Data records.
• • •
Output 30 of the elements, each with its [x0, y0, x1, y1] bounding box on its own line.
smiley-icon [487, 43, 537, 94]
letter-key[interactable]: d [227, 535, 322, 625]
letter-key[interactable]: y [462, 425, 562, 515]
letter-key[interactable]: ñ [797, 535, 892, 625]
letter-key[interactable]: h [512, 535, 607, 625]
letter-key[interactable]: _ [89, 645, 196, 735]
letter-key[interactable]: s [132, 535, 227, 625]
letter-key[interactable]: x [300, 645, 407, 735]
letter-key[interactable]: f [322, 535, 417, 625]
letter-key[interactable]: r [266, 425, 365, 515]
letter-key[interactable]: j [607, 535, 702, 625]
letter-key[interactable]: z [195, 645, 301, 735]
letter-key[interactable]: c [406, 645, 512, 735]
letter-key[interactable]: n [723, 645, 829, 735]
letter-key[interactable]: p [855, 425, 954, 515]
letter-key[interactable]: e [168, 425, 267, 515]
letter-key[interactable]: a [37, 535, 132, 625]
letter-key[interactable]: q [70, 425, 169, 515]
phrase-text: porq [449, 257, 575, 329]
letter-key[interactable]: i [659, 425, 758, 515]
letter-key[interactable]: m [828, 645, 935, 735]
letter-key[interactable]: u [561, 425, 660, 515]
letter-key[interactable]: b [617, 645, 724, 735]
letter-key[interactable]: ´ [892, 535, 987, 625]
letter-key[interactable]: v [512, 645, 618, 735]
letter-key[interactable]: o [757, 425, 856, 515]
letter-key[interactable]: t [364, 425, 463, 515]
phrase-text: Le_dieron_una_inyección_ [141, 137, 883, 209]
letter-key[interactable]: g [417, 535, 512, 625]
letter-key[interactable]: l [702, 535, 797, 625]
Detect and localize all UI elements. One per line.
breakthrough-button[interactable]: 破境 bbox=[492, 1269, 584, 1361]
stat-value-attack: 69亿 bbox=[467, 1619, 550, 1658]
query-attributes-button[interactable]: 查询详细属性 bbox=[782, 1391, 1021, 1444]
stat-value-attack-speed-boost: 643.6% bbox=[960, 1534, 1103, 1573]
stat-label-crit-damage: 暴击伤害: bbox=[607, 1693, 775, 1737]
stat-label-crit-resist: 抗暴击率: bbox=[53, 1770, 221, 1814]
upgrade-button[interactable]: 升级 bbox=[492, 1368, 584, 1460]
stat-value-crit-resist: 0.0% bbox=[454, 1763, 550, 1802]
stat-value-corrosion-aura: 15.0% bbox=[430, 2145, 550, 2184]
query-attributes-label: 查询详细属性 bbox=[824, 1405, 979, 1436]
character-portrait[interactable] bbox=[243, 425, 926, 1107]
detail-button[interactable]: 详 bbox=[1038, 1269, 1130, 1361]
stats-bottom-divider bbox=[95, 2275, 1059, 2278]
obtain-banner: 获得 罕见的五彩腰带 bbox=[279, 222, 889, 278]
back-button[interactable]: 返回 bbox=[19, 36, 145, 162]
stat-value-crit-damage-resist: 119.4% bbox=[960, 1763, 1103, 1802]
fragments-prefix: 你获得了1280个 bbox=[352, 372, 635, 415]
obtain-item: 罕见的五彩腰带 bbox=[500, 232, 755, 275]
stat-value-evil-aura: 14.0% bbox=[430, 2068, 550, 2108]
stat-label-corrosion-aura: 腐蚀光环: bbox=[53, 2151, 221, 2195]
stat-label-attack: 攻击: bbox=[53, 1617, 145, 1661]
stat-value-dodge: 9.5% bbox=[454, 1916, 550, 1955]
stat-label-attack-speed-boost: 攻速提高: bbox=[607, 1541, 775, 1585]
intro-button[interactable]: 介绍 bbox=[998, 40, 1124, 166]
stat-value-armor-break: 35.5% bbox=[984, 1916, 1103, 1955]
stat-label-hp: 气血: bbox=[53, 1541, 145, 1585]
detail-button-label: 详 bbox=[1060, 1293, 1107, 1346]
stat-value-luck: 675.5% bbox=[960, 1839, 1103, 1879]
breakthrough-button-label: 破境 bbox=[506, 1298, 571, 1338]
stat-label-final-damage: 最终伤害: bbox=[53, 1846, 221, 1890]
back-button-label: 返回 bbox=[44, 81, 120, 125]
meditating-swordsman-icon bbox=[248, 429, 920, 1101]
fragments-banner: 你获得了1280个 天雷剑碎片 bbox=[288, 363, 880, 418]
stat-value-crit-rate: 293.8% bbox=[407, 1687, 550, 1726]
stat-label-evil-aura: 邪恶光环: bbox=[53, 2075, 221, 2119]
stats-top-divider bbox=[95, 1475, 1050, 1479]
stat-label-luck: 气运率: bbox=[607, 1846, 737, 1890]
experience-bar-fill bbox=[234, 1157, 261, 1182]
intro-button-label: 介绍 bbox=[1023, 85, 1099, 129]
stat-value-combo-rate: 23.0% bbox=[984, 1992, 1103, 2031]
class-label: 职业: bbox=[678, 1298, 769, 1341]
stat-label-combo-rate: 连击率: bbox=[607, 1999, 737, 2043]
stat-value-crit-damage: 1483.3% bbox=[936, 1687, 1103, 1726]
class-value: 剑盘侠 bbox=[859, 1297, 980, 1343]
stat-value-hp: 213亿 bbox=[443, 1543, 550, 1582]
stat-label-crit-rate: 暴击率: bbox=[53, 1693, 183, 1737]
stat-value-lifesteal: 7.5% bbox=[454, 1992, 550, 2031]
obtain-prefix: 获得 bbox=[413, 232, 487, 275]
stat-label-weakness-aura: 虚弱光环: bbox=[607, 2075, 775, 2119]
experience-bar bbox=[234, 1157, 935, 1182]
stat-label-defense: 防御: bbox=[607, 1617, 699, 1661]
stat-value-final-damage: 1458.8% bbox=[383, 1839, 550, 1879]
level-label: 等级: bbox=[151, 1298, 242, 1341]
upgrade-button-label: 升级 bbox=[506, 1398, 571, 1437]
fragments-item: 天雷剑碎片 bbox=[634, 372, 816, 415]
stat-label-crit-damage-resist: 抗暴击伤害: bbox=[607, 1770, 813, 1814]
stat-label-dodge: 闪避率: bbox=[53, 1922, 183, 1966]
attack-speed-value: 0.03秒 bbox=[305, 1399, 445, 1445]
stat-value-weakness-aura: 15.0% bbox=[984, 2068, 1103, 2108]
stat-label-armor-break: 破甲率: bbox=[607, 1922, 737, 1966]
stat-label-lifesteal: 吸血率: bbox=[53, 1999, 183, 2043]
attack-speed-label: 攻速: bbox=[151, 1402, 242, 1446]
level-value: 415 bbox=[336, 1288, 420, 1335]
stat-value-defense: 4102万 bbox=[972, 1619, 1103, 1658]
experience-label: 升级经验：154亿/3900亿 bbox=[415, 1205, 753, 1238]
• • •
To be done.
Please switch "letter-key" to "keyboard-key" everywhere in the data from its start through the line with "stat-value-attack: 69亿 bbox=[467, 1619, 550, 1658]", and give back only those lines with nothing else changed.

Result below.
Output 30 of the elements, each with its [x0, y0, x1, y1] bounding box on its own line.
smiley-icon [487, 43, 537, 94]
keyboard-key[interactable]: d [227, 535, 322, 625]
keyboard-key[interactable]: y [462, 425, 562, 515]
keyboard-key[interactable]: ñ [797, 535, 892, 625]
keyboard-key[interactable]: h [512, 535, 607, 625]
keyboard-key[interactable]: _ [89, 645, 196, 735]
keyboard-key[interactable]: s [132, 535, 227, 625]
keyboard-key[interactable]: x [300, 645, 407, 735]
keyboard-key[interactable]: f [322, 535, 417, 625]
keyboard-key[interactable]: r [266, 425, 365, 515]
keyboard-key[interactable]: j [607, 535, 702, 625]
keyboard-key[interactable]: z [195, 645, 301, 735]
keyboard-key[interactable]: c [406, 645, 512, 735]
keyboard-key[interactable]: n [723, 645, 829, 735]
keyboard-key[interactable]: p [855, 425, 954, 515]
keyboard-key[interactable]: e [168, 425, 267, 515]
keyboard-key[interactable]: a [37, 535, 132, 625]
keyboard-key[interactable]: q [70, 425, 169, 515]
phrase-text: porq [449, 257, 575, 329]
keyboard-key[interactable]: i [659, 425, 758, 515]
keyboard-key[interactable]: m [828, 645, 935, 735]
keyboard-key[interactable]: u [561, 425, 660, 515]
keyboard-key[interactable]: b [617, 645, 724, 735]
keyboard-key[interactable]: ´ [892, 535, 987, 625]
keyboard-key[interactable]: v [512, 645, 618, 735]
keyboard-key[interactable]: o [757, 425, 856, 515]
keyboard-key[interactable]: t [364, 425, 463, 515]
phrase-text: Le_dieron_una_inyección_ [141, 137, 883, 209]
keyboard-key[interactable]: g [417, 535, 512, 625]
keyboard-key[interactable]: l [702, 535, 797, 625]
Detect and localize all UI elements. One per line.
breakthrough-button[interactable]: 破境 bbox=[492, 1269, 584, 1361]
stat-value-attack: 69亿 bbox=[467, 1619, 550, 1658]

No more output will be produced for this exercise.